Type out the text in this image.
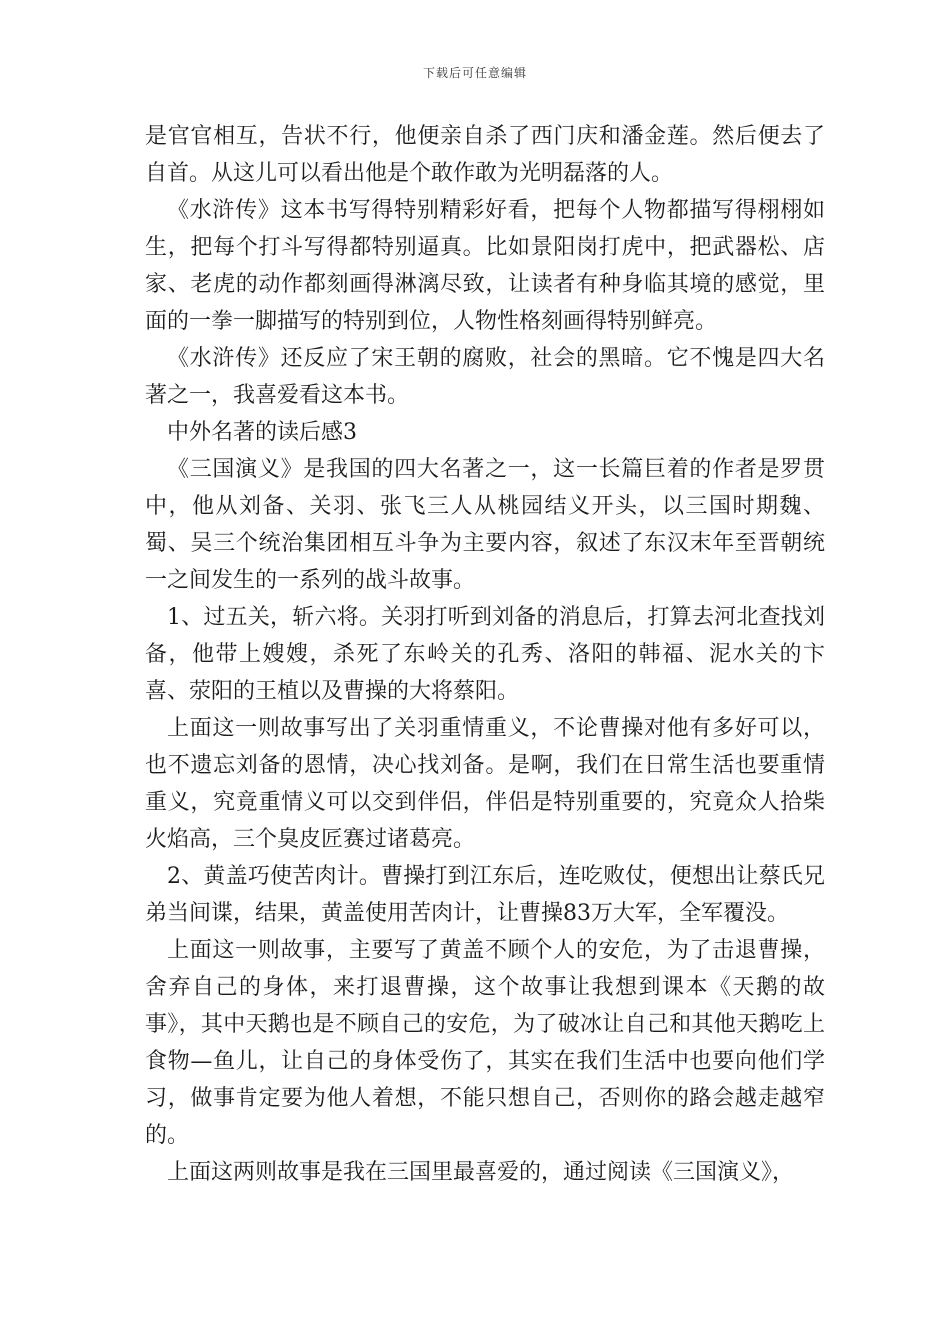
下载后可任意编辑

是官官相互，告状不行，他便亲自杀了西门庆和潘金莲。然后便去了自首。从这儿可以看出他是个敢作敢为光明磊落的人。

《水浒传》这本书写得特别精彩好看，把每个人物都描写得栩栩如生，把每个打斗写得都特别逼真。比如景阳岗打虎中，把武器松、店家、老虎的动作都刻画得淋漓尽致，让读者有种身临其境的感觉，里面的一拳一脚描写的特别到位，人物性格刻画得特别鲜亮。

《水浒传》还反应了宋王朝的腐败，社会的黑暗。它不愧是四大名著之一，我喜爱看这本书。

中外名著的读后感3

《三国演义》是我国的四大名著之一，这一长篇巨着的作者是罗贯中，他从刘备、关羽、张飞三人从桃园结义开头，以三国时期魏、蜀、吴三个统治集团相互斗争为主要内容，叙述了东汉末年至晋朝统一之间发生的一系列的战斗故事。

1、过五关，斩六将。关羽打听到刘备的消息后，打算去河北查找刘备，他带上嫂嫂，杀死了东岭关的孔秀、洛阳的韩福、泥水关的卞喜、荥阳的王植以及曹操的大将蔡阳。

上面这一则故事写出了关羽重情重义，不论曹操对他有多好可以，也不遗忘刘备的恩情，决心找刘备。是啊，我们在日常生活也要重情重义，究竟重情义可以交到伴侣，伴侣是特别重要的，究竟众人拾柴火焰高，三个臭皮匠赛过诸葛亮。

2、黄盖巧使苦肉计。曹操打到江东后，连吃败仗，便想出让蔡氏兄弟当间谍，结果，黄盖使用苦肉计，让曹操83万大军，全军覆没。

上面这一则故事，主要写了黄盖不顾个人的安危，为了击退曹操，舍弃自己的身体，来打退曹操，这个故事让我想到课本《天鹅的故事》，其中天鹅也是不顾自己的安危，为了破冰让自己和其他天鹅吃上食物—鱼儿，让自己的身体受伤了，其实在我们生活中也要向他们学习，做事肯定要为他人着想，不能只想自己，否则你的路会越走越窄的。

上面这两则故事是我在三国里最喜爱的，通过阅读《三国演义》，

WORK TO BE COMPLETED: Scan the listing above and identify each line holding the string "三国演义"; copy every such line.

RESULT:
《三国演义》是我国的四大名著之一，这一长篇巨着的作者是罗贯中，他从刘备、关羽、张飞三人从桃园结义开头，以三国时期魏、蜀、吴三个统治集团相互斗争为主要内容，叙述了东汉末年至晋朝统一之间发生的一系列的战斗故事。
上面这两则故事是我在三国里最喜爱的，通过阅读《三国演义》，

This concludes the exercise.